* Directive
Extract the records below word for word and ignore the images.
* * * *
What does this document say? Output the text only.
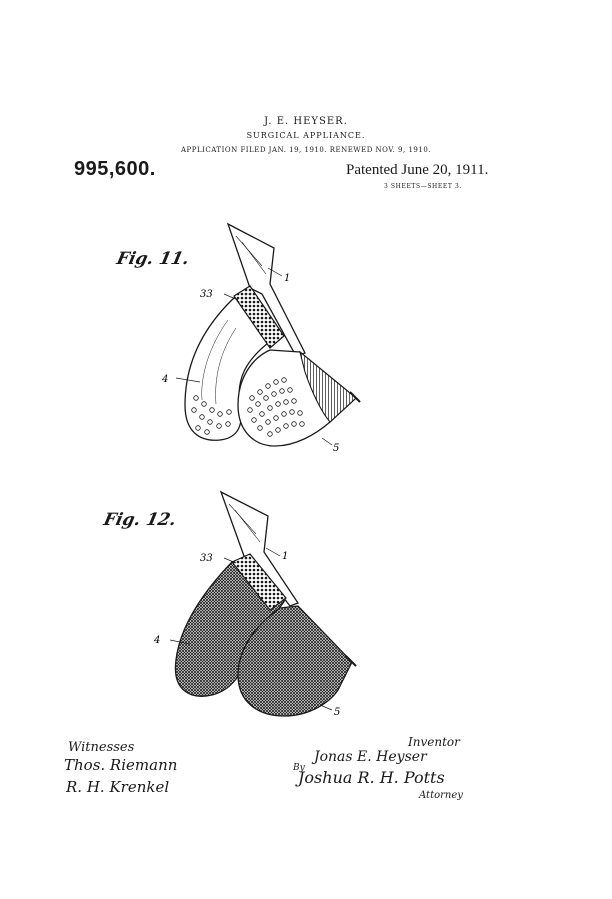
J. E. HEYSER.
SURGICAL APPLIANCE.
APPLICATION FILED JAN. 19, 1910. RENEWED NOV. 9, 1910.
995,600.	Patented June 20, 1911.
3 SHEETS—SHEET 3.
33
1
4
5
33	1
4
5
Fig. 11.
Fig. 12.
Witnesses
Thos. Riemann
R. H. Krenkel
Inventor
Jonas E. Heyser
By
Joshua R. H. Potts
Attorney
* * * *
* Correct response
What does this document say? Output the text only.
J. E. HEYSER.
SURGICAL APPLIANCE.
APPLICATION FILED JAN. 19, 1910. RENEWED NOV. 9, 1910.
995,600.	Patented June 20, 1911.
3 SHEETS—SHEET 3.
33
1
4
5
33	1
4
5
Fig. 11.
Fig. 12.
Witnesses
Thos. Riemann
R. H. Krenkel
Inventor
Jonas E. Heyser
By
Joshua R. H. Potts
Attorney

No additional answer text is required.